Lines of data
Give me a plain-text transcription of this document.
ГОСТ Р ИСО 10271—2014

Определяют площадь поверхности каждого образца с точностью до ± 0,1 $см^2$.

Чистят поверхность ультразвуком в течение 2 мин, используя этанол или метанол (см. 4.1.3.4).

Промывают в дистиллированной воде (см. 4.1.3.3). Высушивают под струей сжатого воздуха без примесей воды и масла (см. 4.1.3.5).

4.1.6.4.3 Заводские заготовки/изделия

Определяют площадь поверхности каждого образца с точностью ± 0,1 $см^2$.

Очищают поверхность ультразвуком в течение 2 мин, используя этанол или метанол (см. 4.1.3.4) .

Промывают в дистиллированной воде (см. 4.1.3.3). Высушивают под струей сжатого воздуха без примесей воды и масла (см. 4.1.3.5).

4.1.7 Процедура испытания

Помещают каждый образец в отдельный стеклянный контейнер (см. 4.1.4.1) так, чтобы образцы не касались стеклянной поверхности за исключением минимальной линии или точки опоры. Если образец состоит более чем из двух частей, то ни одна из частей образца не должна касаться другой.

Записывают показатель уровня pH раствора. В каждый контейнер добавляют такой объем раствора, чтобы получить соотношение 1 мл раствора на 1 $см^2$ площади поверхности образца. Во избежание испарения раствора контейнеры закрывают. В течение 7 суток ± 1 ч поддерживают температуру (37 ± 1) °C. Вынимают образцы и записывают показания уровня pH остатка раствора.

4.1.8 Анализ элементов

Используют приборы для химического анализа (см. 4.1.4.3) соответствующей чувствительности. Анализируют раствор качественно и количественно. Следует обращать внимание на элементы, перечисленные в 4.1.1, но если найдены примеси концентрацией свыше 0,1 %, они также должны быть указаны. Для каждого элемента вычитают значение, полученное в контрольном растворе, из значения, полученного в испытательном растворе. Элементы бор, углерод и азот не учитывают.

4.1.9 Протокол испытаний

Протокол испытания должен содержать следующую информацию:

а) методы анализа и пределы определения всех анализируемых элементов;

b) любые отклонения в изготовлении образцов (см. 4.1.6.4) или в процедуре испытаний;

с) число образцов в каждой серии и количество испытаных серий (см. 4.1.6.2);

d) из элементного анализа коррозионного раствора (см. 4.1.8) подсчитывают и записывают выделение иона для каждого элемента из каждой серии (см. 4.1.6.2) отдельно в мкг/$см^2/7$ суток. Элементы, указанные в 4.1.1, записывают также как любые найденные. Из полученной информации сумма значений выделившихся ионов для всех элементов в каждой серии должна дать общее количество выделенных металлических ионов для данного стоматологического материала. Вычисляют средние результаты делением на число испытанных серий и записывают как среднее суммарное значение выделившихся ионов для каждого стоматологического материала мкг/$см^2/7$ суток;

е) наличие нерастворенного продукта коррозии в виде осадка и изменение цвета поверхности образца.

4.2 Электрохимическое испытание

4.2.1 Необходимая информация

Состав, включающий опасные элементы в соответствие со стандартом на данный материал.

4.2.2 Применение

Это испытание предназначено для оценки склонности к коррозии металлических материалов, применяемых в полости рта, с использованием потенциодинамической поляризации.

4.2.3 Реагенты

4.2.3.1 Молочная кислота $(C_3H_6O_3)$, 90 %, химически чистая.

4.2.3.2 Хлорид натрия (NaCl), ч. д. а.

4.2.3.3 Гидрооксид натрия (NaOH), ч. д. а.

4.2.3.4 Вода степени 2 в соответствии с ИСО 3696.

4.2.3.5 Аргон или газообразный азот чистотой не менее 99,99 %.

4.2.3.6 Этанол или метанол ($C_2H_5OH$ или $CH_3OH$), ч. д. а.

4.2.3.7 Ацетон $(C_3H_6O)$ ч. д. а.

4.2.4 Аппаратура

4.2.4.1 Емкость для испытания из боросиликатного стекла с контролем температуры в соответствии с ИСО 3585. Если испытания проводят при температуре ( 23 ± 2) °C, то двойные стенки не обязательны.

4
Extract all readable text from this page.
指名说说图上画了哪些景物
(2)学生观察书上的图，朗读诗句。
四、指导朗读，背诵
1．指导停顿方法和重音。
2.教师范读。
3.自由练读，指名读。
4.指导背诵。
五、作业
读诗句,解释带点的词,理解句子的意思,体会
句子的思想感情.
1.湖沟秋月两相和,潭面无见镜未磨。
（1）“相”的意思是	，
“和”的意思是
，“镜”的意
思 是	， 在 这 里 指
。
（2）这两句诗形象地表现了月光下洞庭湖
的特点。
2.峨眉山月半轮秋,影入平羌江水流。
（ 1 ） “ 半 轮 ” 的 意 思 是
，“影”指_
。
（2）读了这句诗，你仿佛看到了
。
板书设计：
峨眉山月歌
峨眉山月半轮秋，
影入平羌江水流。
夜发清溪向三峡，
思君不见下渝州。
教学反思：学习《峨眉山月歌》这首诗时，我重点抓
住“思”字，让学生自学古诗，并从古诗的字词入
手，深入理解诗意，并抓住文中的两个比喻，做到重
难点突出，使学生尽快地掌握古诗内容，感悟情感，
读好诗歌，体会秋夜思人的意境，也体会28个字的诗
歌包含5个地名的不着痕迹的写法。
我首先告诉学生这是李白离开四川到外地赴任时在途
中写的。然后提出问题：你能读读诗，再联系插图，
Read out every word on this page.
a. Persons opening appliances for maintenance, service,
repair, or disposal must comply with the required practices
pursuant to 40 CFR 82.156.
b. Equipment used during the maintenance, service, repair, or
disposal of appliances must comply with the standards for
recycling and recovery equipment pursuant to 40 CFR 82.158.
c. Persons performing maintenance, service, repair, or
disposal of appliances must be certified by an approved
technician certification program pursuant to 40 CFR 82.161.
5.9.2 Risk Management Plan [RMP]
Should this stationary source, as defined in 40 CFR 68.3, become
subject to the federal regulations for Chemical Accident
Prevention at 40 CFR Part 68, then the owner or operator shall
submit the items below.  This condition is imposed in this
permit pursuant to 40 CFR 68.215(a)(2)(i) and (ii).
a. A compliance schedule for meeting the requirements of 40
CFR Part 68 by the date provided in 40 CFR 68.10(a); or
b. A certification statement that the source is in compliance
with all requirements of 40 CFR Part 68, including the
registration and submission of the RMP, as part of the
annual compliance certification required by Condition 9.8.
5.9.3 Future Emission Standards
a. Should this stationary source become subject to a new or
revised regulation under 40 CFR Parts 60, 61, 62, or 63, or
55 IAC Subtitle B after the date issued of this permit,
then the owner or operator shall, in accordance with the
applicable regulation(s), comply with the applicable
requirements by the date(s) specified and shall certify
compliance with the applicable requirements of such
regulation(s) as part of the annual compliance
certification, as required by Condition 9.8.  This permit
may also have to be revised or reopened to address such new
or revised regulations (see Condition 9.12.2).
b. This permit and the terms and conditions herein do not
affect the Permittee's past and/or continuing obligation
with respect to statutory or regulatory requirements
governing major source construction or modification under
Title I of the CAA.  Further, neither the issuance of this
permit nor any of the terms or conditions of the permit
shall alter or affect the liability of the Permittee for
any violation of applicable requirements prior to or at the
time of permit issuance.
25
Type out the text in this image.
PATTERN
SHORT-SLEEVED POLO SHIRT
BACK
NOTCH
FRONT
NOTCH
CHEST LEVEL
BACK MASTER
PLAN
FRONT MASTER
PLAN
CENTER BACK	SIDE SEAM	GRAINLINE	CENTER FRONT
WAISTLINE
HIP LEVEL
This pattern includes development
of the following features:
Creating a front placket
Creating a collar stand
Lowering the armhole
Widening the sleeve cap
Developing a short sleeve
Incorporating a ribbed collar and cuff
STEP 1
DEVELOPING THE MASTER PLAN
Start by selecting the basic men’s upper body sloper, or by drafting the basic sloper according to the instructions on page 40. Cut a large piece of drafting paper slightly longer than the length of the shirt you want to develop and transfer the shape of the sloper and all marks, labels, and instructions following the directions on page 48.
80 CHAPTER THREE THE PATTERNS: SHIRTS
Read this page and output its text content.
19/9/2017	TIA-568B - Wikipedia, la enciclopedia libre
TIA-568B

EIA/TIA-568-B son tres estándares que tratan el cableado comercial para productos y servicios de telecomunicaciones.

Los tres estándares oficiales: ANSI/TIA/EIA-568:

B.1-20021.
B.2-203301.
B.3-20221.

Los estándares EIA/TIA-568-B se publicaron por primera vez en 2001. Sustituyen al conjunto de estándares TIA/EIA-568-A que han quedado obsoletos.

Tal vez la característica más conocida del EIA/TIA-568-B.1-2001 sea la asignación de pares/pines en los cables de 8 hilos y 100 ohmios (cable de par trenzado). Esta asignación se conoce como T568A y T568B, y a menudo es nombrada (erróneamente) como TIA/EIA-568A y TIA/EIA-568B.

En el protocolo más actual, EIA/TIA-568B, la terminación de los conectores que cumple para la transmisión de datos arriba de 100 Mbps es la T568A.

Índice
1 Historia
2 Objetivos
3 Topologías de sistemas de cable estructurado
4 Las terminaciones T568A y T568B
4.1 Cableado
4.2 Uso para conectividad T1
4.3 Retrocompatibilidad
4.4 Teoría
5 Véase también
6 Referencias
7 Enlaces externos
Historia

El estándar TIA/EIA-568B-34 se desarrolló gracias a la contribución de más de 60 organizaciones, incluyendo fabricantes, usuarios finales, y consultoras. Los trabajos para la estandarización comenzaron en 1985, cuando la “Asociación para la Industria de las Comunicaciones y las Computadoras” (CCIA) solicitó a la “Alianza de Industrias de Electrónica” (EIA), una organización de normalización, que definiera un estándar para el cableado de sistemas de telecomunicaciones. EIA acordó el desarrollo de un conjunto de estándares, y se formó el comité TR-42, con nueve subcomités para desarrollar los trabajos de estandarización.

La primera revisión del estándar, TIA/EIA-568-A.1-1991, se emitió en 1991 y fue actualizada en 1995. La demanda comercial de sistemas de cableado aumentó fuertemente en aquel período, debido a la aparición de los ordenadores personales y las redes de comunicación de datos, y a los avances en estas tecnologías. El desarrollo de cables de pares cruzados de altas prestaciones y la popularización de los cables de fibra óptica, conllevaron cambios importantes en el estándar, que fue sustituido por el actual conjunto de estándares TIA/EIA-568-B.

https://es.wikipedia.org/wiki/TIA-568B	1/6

*Work to do*: From the data above, work out how many lines hold "должна". Answer with the number alone.

*Solution to this task*: 2